--- START OF Supplied data ---
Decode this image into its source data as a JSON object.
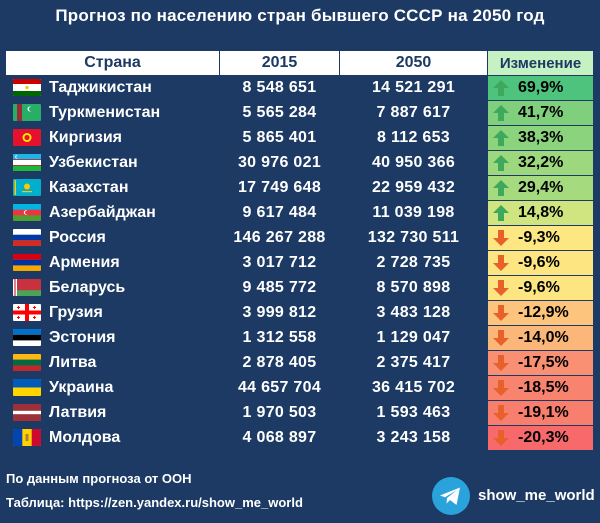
{
  "title": "Прогноз по населению стран бывшего СССР на 2050 год",
  "headers": {
    "country": "Страна",
    "y2015": "2015",
    "y2050": "2050",
    "change": "Изменение"
  },
  "rows": [
    {
      "flag": "tajikistan-flag-icon",
      "name": "Таджикистан",
      "p2015": "8 548 651",
      "p2050": "14 521 291",
      "change": "69,9%",
      "dir": "up",
      "bg": "#4ec37d"
    },
    {
      "flag": "turkmenistan-flag-icon",
      "name": "Туркменистан",
      "p2015": "5 565 284",
      "p2050": "7 887 617",
      "change": "41,7%",
      "dir": "up",
      "bg": "#7fcf7d"
    },
    {
      "flag": "kyrgyzstan-flag-icon",
      "name": "Киргизия",
      "p2015": "5 865 401",
      "p2050": "8 112 653",
      "change": "38,3%",
      "dir": "up",
      "bg": "#8bd37d"
    },
    {
      "flag": "uzbekistan-flag-icon",
      "name": "Узбекистан",
      "p2015": "30 976 021",
      "p2050": "40 950 366",
      "change": "32,2%",
      "dir": "up",
      "bg": "#9dd87e"
    },
    {
      "flag": "kazakhstan-flag-icon",
      "name": "Казахстан",
      "p2015": "17 749 648",
      "p2050": "22 959 432",
      "change": "29,4%",
      "dir": "up",
      "bg": "#a6da7e"
    },
    {
      "flag": "azerbaijan-flag-icon",
      "name": "Азербайджан",
      "p2015": "9 617 484",
      "p2050": "11 039 198",
      "change": "14,8%",
      "dir": "up",
      "bg": "#d0e47f"
    },
    {
      "flag": "russia-flag-icon",
      "name": "Россия",
      "p2015": "146 267 288",
      "p2050": "132 730 511",
      "change": "-9,3%",
      "dir": "down",
      "bg": "#fde782"
    },
    {
      "flag": "armenia-flag-icon",
      "name": "Армения",
      "p2015": "3 017 712",
      "p2050": "2 728 735",
      "change": "-9,6%",
      "dir": "down",
      "bg": "#fde582"
    },
    {
      "flag": "belarus-flag-icon",
      "name": "Беларусь",
      "p2015": "9 485 772",
      "p2050": "8 570 898",
      "change": "-9,6%",
      "dir": "down",
      "bg": "#fde582"
    },
    {
      "flag": "georgia-flag-icon",
      "name": "Грузия",
      "p2015": "3 999 812",
      "p2050": "3 483 128",
      "change": "-12,9%",
      "dir": "down",
      "bg": "#fcc47c"
    },
    {
      "flag": "estonia-flag-icon",
      "name": "Эстония",
      "p2015": "1 312 558",
      "p2050": "1 129 047",
      "change": "-14,0%",
      "dir": "down",
      "bg": "#fbb77a"
    },
    {
      "flag": "lithuania-flag-icon",
      "name": "Литва",
      "p2015": "2 878 405",
      "p2050": "2 375 417",
      "change": "-17,5%",
      "dir": "down",
      "bg": "#f98f73"
    },
    {
      "flag": "ukraine-flag-icon",
      "name": "Украина",
      "p2015": "44 657 704",
      "p2050": "36 415 702",
      "change": "-18,5%",
      "dir": "down",
      "bg": "#f8836f"
    },
    {
      "flag": "latvia-flag-icon",
      "name": "Латвия",
      "p2015": "1 970 503",
      "p2050": "1 593 463",
      "change": "-19,1%",
      "dir": "down",
      "bg": "#f87e6e"
    },
    {
      "flag": "moldova-flag-icon",
      "name": "Молдова",
      "p2015": "4 068 897",
      "p2050": "3 243 158",
      "change": "-20,3%",
      "dir": "down",
      "bg": "#f8696b"
    }
  ],
  "footer": {
    "source": "По данным прогноза от ООН",
    "table_link": "Таблица: https://zen.yandex.ru/show_me_world"
  },
  "telegram": {
    "icon": "telegram-icon",
    "handle": "show_me_world"
  },
  "colors": {
    "background": "#1c3a63",
    "up_arrow": "#3ea85c",
    "down_arrow": "#e8602a"
  }
}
--- END OF Supplied data ---
▶ Problem to work on
Your task is to repeat the material above exactly, without its pictures.

▶ Task answer
Decode this image into its source data as a JSON object.
{
  "title": "Прогноз по населению стран бывшего СССР на 2050 год",
  "headers": {
    "country": "Страна",
    "y2015": "2015",
    "y2050": "2050",
    "change": "Изменение"
  },
  "rows": [
    {
      "flag": "tajikistan-flag-icon",
      "name": "Таджикистан",
      "p2015": "8 548 651",
      "p2050": "14 521 291",
      "change": "69,9%",
      "dir": "up",
      "bg": "#4ec37d"
    },
    {
      "flag": "turkmenistan-flag-icon",
      "name": "Туркменистан",
      "p2015": "5 565 284",
      "p2050": "7 887 617",
      "change": "41,7%",
      "dir": "up",
      "bg": "#7fcf7d"
    },
    {
      "flag": "kyrgyzstan-flag-icon",
      "name": "Киргизия",
      "p2015": "5 865 401",
      "p2050": "8 112 653",
      "change": "38,3%",
      "dir": "up",
      "bg": "#8bd37d"
    },
    {
      "flag": "uzbekistan-flag-icon",
      "name": "Узбекистан",
      "p2015": "30 976 021",
      "p2050": "40 950 366",
      "change": "32,2%",
      "dir": "up",
      "bg": "#9dd87e"
    },
    {
      "flag": "kazakhstan-flag-icon",
      "name": "Казахстан",
      "p2015": "17 749 648",
      "p2050": "22 959 432",
      "change": "29,4%",
      "dir": "up",
      "bg": "#a6da7e"
    },
    {
      "flag": "azerbaijan-flag-icon",
      "name": "Азербайджан",
      "p2015": "9 617 484",
      "p2050": "11 039 198",
      "change": "14,8%",
      "dir": "up",
      "bg": "#d0e47f"
    },
    {
      "flag": "russia-flag-icon",
      "name": "Россия",
      "p2015": "146 267 288",
      "p2050": "132 730 511",
      "change": "-9,3%",
      "dir": "down",
      "bg": "#fde782"
    },
    {
      "flag": "armenia-flag-icon",
      "name": "Армения",
      "p2015": "3 017 712",
      "p2050": "2 728 735",
      "change": "-9,6%",
      "dir": "down",
      "bg": "#fde582"
    },
    {
      "flag": "belarus-flag-icon",
      "name": "Беларусь",
      "p2015": "9 485 772",
      "p2050": "8 570 898",
      "change": "-9,6%",
      "dir": "down",
      "bg": "#fde582"
    },
    {
      "flag": "georgia-flag-icon",
      "name": "Грузия",
      "p2015": "3 999 812",
      "p2050": "3 483 128",
      "change": "-12,9%",
      "dir": "down",
      "bg": "#fcc47c"
    },
    {
      "flag": "estonia-flag-icon",
      "name": "Эстония",
      "p2015": "1 312 558",
      "p2050": "1 129 047",
      "change": "-14,0%",
      "dir": "down",
      "bg": "#fbb77a"
    },
    {
      "flag": "lithuania-flag-icon",
      "name": "Литва",
      "p2015": "2 878 405",
      "p2050": "2 375 417",
      "change": "-17,5%",
      "dir": "down",
      "bg": "#f98f73"
    },
    {
      "flag": "ukraine-flag-icon",
      "name": "Украина",
      "p2015": "44 657 704",
      "p2050": "36 415 702",
      "change": "-18,5%",
      "dir": "down",
      "bg": "#f8836f"
    },
    {
      "flag": "latvia-flag-icon",
      "name": "Латвия",
      "p2015": "1 970 503",
      "p2050": "1 593 463",
      "change": "-19,1%",
      "dir": "down",
      "bg": "#f87e6e"
    },
    {
      "flag": "moldova-flag-icon",
      "name": "Молдова",
      "p2015": "4 068 897",
      "p2050": "3 243 158",
      "change": "-20,3%",
      "dir": "down",
      "bg": "#f8696b"
    }
  ],
  "footer": {
    "source": "По данным прогноза от ООН",
    "table_link": "Таблица: https://zen.yandex.ru/show_me_world"
  },
  "telegram": {
    "icon": "telegram-icon",
    "handle": "show_me_world"
  },
  "colors": {
    "background": "#1c3a63",
    "up_arrow": "#3ea85c",
    "down_arrow": "#e8602a"
  }
}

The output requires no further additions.